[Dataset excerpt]
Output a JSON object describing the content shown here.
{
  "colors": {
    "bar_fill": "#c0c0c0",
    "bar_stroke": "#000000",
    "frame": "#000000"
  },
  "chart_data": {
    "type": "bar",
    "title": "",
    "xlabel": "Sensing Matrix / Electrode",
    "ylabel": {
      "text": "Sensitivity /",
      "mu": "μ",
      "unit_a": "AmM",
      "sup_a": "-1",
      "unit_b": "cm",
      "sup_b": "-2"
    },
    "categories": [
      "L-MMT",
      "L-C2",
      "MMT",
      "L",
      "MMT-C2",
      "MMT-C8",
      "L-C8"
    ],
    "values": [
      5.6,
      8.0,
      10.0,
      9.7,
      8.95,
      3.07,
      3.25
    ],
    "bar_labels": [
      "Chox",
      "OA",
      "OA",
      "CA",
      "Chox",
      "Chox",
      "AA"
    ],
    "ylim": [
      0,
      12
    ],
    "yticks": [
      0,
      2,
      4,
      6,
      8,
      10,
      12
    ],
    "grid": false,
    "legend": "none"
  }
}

AIM - Retype all the material above precisely, with no line left out.

CORRECT RESULT -
Output a JSON object describing the content shown here.
{
  "colors": {
    "bar_fill": "#c0c0c0",
    "bar_stroke": "#000000",
    "frame": "#000000"
  },
  "chart_data": {
    "type": "bar",
    "title": "",
    "xlabel": "Sensing Matrix / Electrode",
    "ylabel": {
      "text": "Sensitivity /",
      "mu": "μ",
      "unit_a": "AmM",
      "sup_a": "-1",
      "unit_b": "cm",
      "sup_b": "-2"
    },
    "categories": [
      "L-MMT",
      "L-C2",
      "MMT",
      "L",
      "MMT-C2",
      "MMT-C8",
      "L-C8"
    ],
    "values": [
      5.6,
      8.0,
      10.0,
      9.7,
      8.95,
      3.07,
      3.25
    ],
    "bar_labels": [
      "Chox",
      "OA",
      "OA",
      "CA",
      "Chox",
      "Chox",
      "AA"
    ],
    "ylim": [
      0,
      12
    ],
    "yticks": [
      0,
      2,
      4,
      6,
      8,
      10,
      12
    ],
    "grid": false,
    "legend": "none"
  }
}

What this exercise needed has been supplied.